**WHAT YOU NEED TO DO**
Below are some records: retype them all exactly, but not the pictures.

**Data records**
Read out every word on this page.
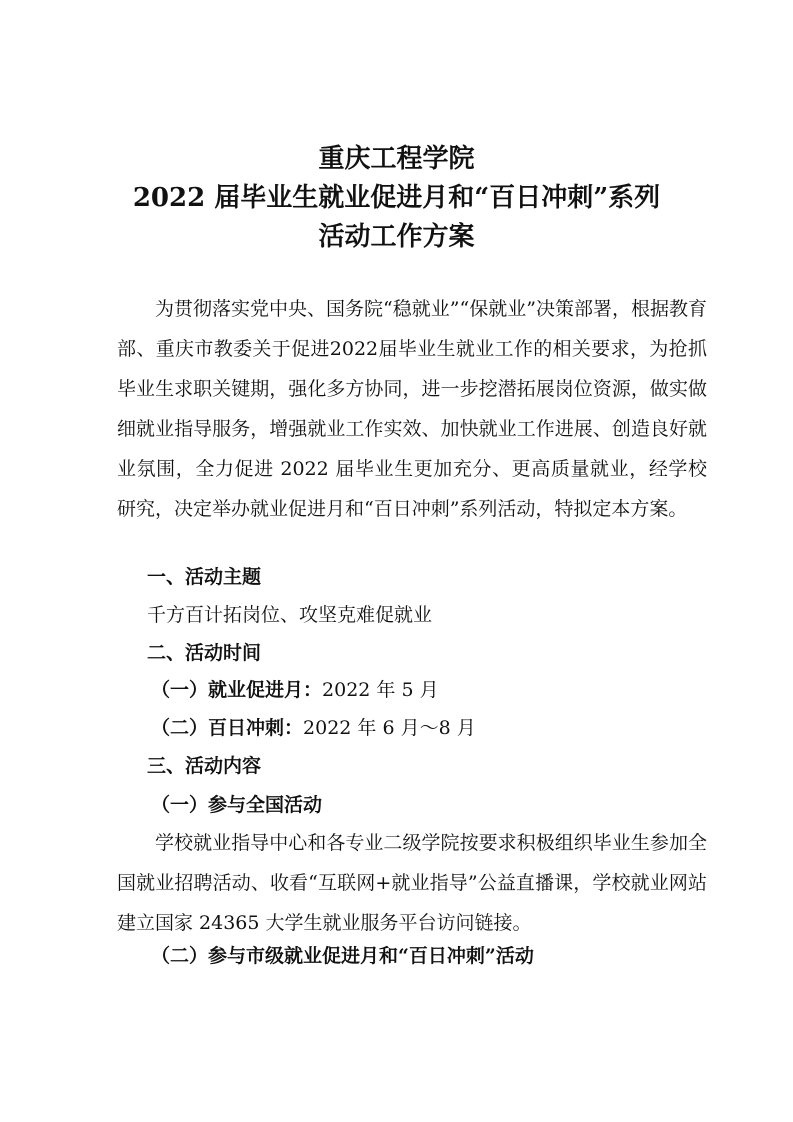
重庆工程学院
2022 届毕业生就业促进月和“百日冲刺”系列
活动工作方案

为贯彻落实党中央、国务院“稳就业”“保就业”决策部署，根据教育部、重庆市教委关于促进2022届毕业生就业工作的相关要求，为抢抓毕业生求职关键期，强化多方协同，进一步挖潜拓展岗位资源，做实做细就业指导服务，增强就业工作实效、加快就业工作进展、创造良好就业氛围，全力促进 2022 届毕业生更加充分、更高质量就业，经学校研究，决定举办就业促进月和“百日冲刺”系列活动，特拟定本方案。

一、活动主题
千方百计拓岗位、攻坚克难促就业
二、活动时间
（一）就业促进月：2022 年 5 月
（二）百日冲刺：2022 年 6 月～8 月
三、活动内容
（一）参与全国活动

学校就业指导中心和各专业二级学院按要求积极组织毕业生参加全国就业招聘活动、收看“互联网+就业指导”公益直播课，学校就业网站建立国家 24365 大学生就业服务平台访问链接。

（二）参与市级就业促进月和“百日冲刺”活动
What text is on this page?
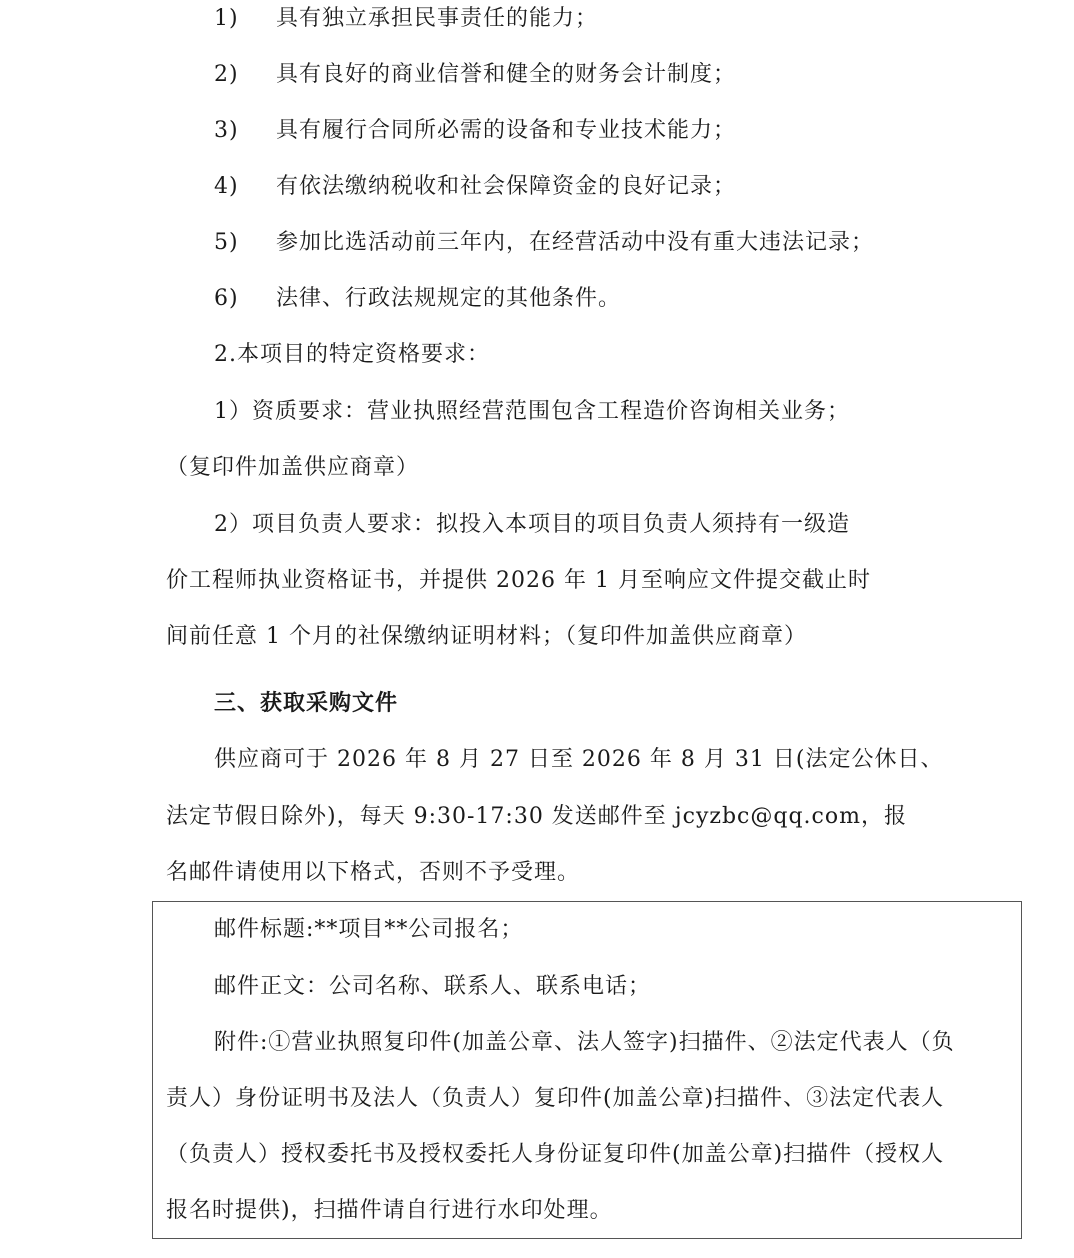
1) 具有独立承担民事责任的能力；
2) 具有良好的商业信誉和健全的财务会计制度；
3) 具有履行合同所必需的设备和专业技术能力；
4) 有依法缴纳税收和社会保障资金的良好记录；
5) 参加比选活动前三年内，在经营活动中没有重大违法记录；
6) 法律、行政法规规定的其他条件。
2.本项目的特定资格要求：
1）资质要求：营业执照经营范围包含工程造价咨询相关业务；
（复印件加盖供应商章）
2）项目负责人要求：拟投入本项目的项目负责人须持有一级造
价工程师执业资格证书，并提供 2026 年 1 月至响应文件提交截止时
间前任意 1 个月的社保缴纳证明材料；（复印件加盖供应商章）
三、获取采购文件
供应商可于 2026 年 8 月 27 日至 2026 年 8 月 31 日(法定公休日、
法定节假日除外)，每天 9:30-17:30 发送邮件至 jcyzbc@qq.com，报
名邮件请使用以下格式，否则不予受理。
邮件标题:**项目**公司报名；
邮件正文：公司名称、联系人、联系电话；
附件:①营业执照复印件(加盖公章、法人签字)扫描件、②法定代表人（负
责人）身份证明书及法人（负责人）复印件(加盖公章)扫描件、③法定代表人
（负责人）授权委托书及授权委托人身份证复印件(加盖公章)扫描件（授权人
报名时提供)，扫描件请自行进行水印处理。
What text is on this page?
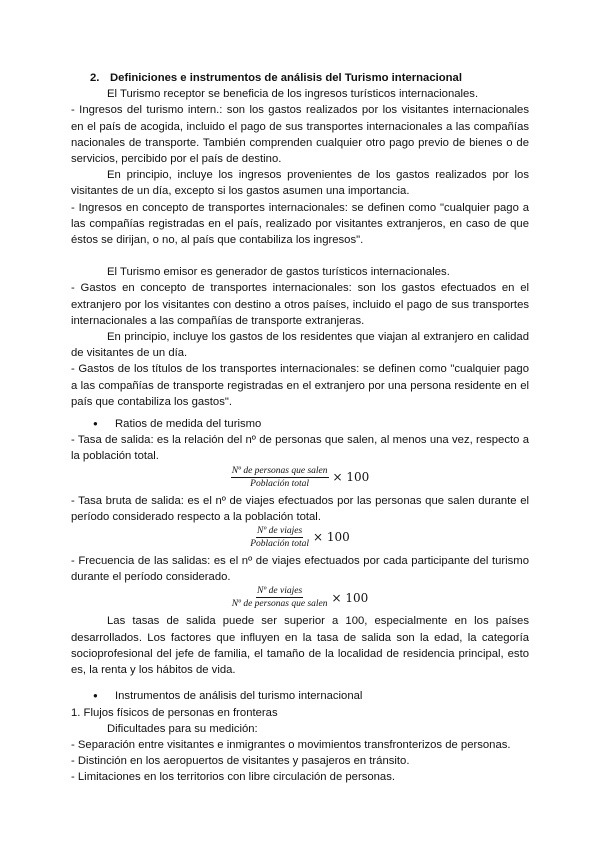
2. Definiciones e instrumentos de análisis del Turismo internacional

El Turismo receptor se beneficia de los ingresos turísticos internacionales.

- Ingresos del turismo intern.: son los gastos realizados por los visitantes internacionales en el país de acogida, incluido el pago de sus transportes internacionales a las compañías nacionales de transporte. También comprenden cualquier otro pago previo de bienes o de servicios, percibido por el país de destino.

En principio, incluye los ingresos provenientes de los gastos realizados por los visitantes de un día, excepto si los gastos asumen una importancia.

- Ingresos en concepto de transportes internacionales: se definen como "cualquier pago a las compañías registradas en el país, realizado por visitantes extranjeros, en caso de que éstos se dirijan, o no, al país que contabiliza los ingresos".

El Turismo emisor es generador de gastos turísticos internacionales.

- Gastos en concepto de transportes internacionales: son los gastos efectuados en el extranjero por los visitantes con destino a otros países, incluido el pago de sus transportes internacionales a las compañías de transporte extranjeras.

En principio, incluye los gastos de los residentes que viajan al extranjero en calidad de visitantes de un día.

- Gastos de los títulos de los transportes internacionales: se definen como "cualquier pago a las compañías de transporte registradas en el extranjero por una persona residente en el país que contabiliza los gastos".

● Ratios de medida del turismo

- Tasa de salida: es la relación del nº de personas que salen, al menos una vez, respecto a la población total.

$\frac{\text{Nº de personas que salen}}{\text{Población total}} \times 100$

- Tasa bruta de salida: es el nº de viajes efectuados por las personas que salen durante el período considerado respecto a la población total.

$\frac{\text{Nº de viajes}}{\text{Población total}} \times 100$

- Frecuencia de las salidas: es el nº de viajes efectuados por cada participante del turismo durante el período considerado.

$\frac{\text{Nº de viajes}}{\text{Nº de personas que salen}} \times 100$

Las tasas de salida puede ser superior a 100, especialmente en los países desarrollados. Los factores que influyen en la tasa de salida son la edad, la categoría socioprofesional del jefe de familia, el tamaño de la localidad de residencia principal, esto es, la renta y los hábitos de vida.

● Instrumentos de análisis del turismo internacional

1. Flujos físicos de personas en fronteras

Dificultades para su medición:

- Separación entre visitantes e inmigrantes o movimientos transfronterizos de personas.

- Distinción en los aeropuertos de visitantes y pasajeros en tránsito.

- Limitaciones en los territorios con libre circulación de personas.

**CORRECT RESPONSE**
Read out every word on this page.
重庆工程学院
2022 届毕业生就业促进月和“百日冲刺”系列
活动工作方案

为贯彻落实党中央、国务院“稳就业”“保就业”决策部署，根据教育部、重庆市教委关于促进2022届毕业生就业工作的相关要求，为抢抓毕业生求职关键期，强化多方协同，进一步挖潜拓展岗位资源，做实做细就业指导服务，增强就业工作实效、加快就业工作进展、创造良好就业氛围，全力促进 2022 届毕业生更加充分、更高质量就业，经学校研究，决定举办就业促进月和“百日冲刺”系列活动，特拟定本方案。

一、活动主题
千方百计拓岗位、攻坚克难促就业
二、活动时间
（一）就业促进月：2022 年 5 月
（二）百日冲刺：2022 年 6 月～8 月
三、活动内容
（一）参与全国活动

学校就业指导中心和各专业二级学院按要求积极组织毕业生参加全国就业招聘活动、收看“互联网+就业指导”公益直播课，学校就业网站建立国家 24365 大学生就业服务平台访问链接。

（二）参与市级就业促进月和“百日冲刺”活动
What text is on this page?
1) 具有独立承担民事责任的能力；
2) 具有良好的商业信誉和健全的财务会计制度；
3) 具有履行合同所必需的设备和专业技术能力；
4) 有依法缴纳税收和社会保障资金的良好记录；
5) 参加比选活动前三年内，在经营活动中没有重大违法记录；
6) 法律、行政法规规定的其他条件。
2.本项目的特定资格要求：
1）资质要求：营业执照经营范围包含工程造价咨询相关业务；
（复印件加盖供应商章）
2）项目负责人要求：拟投入本项目的项目负责人须持有一级造
价工程师执业资格证书，并提供 2026 年 1 月至响应文件提交截止时
间前任意 1 个月的社保缴纳证明材料；（复印件加盖供应商章）
三、获取采购文件
供应商可于 2026 年 8 月 27 日至 2026 年 8 月 31 日(法定公休日、
法定节假日除外)，每天 9:30-17:30 发送邮件至 jcyzbc@qq.com，报
名邮件请使用以下格式，否则不予受理。
邮件标题:**项目**公司报名；
邮件正文：公司名称、联系人、联系电话；
附件:①营业执照复印件(加盖公章、法人签字)扫描件、②法定代表人（负
责人）身份证明书及法人（负责人）复印件(加盖公章)扫描件、③法定代表人
（负责人）授权委托书及授权委托人身份证复印件(加盖公章)扫描件（授权人
报名时提供)，扫描件请自行进行水印处理。
What text is on this page?
2. Definiciones e instrumentos de análisis del Turismo internacional

El Turismo receptor se beneficia de los ingresos turísticos internacionales.

- Ingresos del turismo intern.: son los gastos realizados por los visitantes internacionales en el país de acogida, incluido el pago de sus transportes internacionales a las compañías nacionales de transporte. También comprenden cualquier otro pago previo de bienes o de servicios, percibido por el país de destino.

En principio, incluye los ingresos provenientes de los gastos realizados por los visitantes de un día, excepto si los gastos asumen una importancia.

- Ingresos en concepto de transportes internacionales: se definen como "cualquier pago a las compañías registradas en el país, realizado por visitantes extranjeros, en caso de que éstos se dirijan, o no, al país que contabiliza los ingresos".

El Turismo emisor es generador de gastos turísticos internacionales.

- Gastos en concepto de transportes internacionales: son los gastos efectuados en el extranjero por los visitantes con destino a otros países, incluido el pago de sus transportes internacionales a las compañías de transporte extranjeras.

En principio, incluye los gastos de los residentes que viajan al extranjero en calidad de visitantes de un día.

- Gastos de los títulos de los transportes internacionales: se definen como "cualquier pago a las compañías de transporte registradas en el extranjero por una persona residente en el país que contabiliza los gastos".

● Ratios de medida del turismo

- Tasa de salida: es la relación del nº de personas que salen, al menos una vez, respecto a la población total.

$\frac{\text{Nº de personas que salen}}{\text{Población total}} \times 100$

- Tasa bruta de salida: es el nº de viajes efectuados por las personas que salen durante el período considerado respecto a la población total.

$\frac{\text{Nº de viajes}}{\text{Población total}} \times 100$

- Frecuencia de las salidas: es el nº de viajes efectuados por cada participante del turismo durante el período considerado.

$\frac{\text{Nº de viajes}}{\text{Nº de personas que salen}} \times 100$

Las tasas de salida puede ser superior a 100, especialmente en los países desarrollados. Los factores que influyen en la tasa de salida son la edad, la categoría socioprofesional del jefe de familia, el tamaño de la localidad de residencia principal, esto es, la renta y los hábitos de vida.

● Instrumentos de análisis del turismo internacional

1. Flujos físicos de personas en fronteras

Dificultades para su medición:

- Separación entre visitantes e inmigrantes o movimientos transfronterizos de personas.

- Distinción en los aeropuertos de visitantes y pasajeros en tránsito.

- Limitaciones en los territorios con libre circulación de personas.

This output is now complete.